EXERCISE GOAL:
From the entries below, list each line with "positivas".

RECORDS SHOWN:
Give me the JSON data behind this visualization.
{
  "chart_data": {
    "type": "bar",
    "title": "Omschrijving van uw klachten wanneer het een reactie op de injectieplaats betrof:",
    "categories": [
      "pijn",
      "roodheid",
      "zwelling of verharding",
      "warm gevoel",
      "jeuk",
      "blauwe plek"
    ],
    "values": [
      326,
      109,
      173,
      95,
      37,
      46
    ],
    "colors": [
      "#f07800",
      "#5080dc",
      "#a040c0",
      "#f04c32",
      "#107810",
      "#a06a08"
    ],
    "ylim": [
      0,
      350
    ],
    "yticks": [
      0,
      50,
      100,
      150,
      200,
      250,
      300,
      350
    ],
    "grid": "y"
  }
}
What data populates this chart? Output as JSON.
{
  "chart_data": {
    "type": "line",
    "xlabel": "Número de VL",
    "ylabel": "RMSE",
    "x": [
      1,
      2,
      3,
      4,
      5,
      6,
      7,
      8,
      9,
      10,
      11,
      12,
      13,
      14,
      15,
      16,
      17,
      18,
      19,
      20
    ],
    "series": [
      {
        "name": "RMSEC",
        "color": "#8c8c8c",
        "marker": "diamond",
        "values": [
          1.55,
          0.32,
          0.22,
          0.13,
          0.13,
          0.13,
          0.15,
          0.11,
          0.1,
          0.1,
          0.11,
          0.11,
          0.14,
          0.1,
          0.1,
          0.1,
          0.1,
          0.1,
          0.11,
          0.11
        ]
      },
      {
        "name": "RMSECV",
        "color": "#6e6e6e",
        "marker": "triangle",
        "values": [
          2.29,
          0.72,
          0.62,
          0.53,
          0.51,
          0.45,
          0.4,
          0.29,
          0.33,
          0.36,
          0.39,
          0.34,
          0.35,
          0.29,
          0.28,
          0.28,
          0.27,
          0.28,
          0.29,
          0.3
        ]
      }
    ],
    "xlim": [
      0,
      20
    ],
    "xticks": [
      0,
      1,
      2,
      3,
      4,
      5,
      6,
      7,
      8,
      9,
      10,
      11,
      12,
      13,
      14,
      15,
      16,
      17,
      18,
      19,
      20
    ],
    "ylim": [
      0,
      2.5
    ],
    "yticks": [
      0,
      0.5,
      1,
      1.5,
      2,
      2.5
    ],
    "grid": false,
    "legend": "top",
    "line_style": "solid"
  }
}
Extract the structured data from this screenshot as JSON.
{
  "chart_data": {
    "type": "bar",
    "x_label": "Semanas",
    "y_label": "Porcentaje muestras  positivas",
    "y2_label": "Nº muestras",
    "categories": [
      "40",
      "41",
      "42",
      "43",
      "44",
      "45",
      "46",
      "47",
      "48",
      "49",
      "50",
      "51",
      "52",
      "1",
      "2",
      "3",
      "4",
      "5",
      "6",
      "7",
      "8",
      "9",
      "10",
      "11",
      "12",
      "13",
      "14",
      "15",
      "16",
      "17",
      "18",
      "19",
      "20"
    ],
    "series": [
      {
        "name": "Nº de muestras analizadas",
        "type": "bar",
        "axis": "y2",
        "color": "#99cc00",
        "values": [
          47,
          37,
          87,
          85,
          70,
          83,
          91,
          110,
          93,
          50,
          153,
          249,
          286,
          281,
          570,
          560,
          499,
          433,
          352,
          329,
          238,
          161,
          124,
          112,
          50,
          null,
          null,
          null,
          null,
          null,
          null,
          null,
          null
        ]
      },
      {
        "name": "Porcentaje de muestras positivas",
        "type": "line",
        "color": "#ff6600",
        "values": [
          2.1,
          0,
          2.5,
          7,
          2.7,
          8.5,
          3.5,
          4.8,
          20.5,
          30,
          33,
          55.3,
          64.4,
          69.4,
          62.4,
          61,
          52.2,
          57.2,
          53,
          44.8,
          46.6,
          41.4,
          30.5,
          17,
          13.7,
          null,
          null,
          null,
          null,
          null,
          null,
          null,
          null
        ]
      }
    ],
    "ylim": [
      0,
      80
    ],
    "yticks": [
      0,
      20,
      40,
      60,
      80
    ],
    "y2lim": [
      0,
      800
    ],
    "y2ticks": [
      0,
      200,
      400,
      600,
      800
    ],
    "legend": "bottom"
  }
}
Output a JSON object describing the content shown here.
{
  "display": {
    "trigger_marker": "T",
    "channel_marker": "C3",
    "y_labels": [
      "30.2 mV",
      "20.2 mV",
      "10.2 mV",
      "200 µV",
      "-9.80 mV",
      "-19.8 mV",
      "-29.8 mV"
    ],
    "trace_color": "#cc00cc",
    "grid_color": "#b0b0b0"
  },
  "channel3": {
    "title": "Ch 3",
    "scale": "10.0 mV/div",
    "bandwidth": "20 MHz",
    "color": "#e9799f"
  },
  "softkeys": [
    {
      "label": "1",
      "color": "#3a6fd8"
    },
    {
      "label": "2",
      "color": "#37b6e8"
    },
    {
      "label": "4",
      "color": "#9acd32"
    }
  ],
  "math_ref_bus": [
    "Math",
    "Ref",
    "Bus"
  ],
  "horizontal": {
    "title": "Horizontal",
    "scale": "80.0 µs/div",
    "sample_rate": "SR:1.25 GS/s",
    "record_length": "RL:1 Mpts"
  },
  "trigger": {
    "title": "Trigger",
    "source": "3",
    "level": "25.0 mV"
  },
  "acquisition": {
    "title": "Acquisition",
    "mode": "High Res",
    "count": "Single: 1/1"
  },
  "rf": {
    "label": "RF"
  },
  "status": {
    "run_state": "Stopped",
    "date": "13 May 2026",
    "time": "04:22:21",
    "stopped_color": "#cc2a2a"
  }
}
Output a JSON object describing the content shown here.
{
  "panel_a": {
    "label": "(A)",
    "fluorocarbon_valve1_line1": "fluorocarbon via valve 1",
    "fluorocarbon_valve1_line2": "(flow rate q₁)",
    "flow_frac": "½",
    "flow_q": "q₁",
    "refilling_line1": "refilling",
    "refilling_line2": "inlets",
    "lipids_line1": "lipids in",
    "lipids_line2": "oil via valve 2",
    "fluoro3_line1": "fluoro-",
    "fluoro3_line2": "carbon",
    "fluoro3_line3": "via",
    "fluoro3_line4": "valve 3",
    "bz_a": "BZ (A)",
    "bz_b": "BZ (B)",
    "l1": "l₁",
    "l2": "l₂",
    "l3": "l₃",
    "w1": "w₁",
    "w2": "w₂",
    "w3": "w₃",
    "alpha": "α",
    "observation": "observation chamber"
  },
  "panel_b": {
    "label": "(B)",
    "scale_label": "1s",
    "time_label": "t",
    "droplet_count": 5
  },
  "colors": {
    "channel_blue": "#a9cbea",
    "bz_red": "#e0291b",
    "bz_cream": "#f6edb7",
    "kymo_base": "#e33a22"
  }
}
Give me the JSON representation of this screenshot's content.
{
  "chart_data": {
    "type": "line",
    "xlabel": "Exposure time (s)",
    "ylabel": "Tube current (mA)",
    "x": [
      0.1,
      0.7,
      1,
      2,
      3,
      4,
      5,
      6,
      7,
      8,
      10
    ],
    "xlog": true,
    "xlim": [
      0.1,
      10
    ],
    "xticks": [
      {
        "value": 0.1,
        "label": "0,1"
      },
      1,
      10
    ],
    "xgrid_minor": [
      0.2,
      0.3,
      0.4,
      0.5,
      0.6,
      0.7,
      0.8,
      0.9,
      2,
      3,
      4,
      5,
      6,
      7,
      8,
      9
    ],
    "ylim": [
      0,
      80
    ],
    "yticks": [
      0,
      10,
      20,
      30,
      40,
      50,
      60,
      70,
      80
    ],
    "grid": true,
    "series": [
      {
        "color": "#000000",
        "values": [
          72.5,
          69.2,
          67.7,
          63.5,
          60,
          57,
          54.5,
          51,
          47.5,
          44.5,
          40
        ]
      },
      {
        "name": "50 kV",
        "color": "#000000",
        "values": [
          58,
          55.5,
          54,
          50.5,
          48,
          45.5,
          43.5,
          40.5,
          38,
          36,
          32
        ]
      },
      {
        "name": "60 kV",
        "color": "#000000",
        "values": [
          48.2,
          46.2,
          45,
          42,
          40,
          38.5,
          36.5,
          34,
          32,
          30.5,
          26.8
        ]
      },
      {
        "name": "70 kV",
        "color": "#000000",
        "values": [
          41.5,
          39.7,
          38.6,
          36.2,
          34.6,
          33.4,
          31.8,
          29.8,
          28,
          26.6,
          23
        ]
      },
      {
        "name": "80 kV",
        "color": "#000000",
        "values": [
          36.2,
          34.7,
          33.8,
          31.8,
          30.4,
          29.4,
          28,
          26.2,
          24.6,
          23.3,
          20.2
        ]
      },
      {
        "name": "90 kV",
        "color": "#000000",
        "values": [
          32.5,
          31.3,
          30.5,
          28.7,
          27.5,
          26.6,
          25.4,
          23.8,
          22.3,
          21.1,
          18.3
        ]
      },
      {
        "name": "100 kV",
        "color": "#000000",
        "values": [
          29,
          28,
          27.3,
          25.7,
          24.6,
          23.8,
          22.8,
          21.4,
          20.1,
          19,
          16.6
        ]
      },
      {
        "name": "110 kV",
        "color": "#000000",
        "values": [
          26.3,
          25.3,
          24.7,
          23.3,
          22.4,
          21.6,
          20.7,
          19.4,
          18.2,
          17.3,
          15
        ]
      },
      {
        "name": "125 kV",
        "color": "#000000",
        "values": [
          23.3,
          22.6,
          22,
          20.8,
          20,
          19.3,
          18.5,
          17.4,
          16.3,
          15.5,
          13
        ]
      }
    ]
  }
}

EXERCISE RESULT:
    "y_label": "Porcentaje muestras  positivas",
        "name": "Porcentaje de muestras positivas",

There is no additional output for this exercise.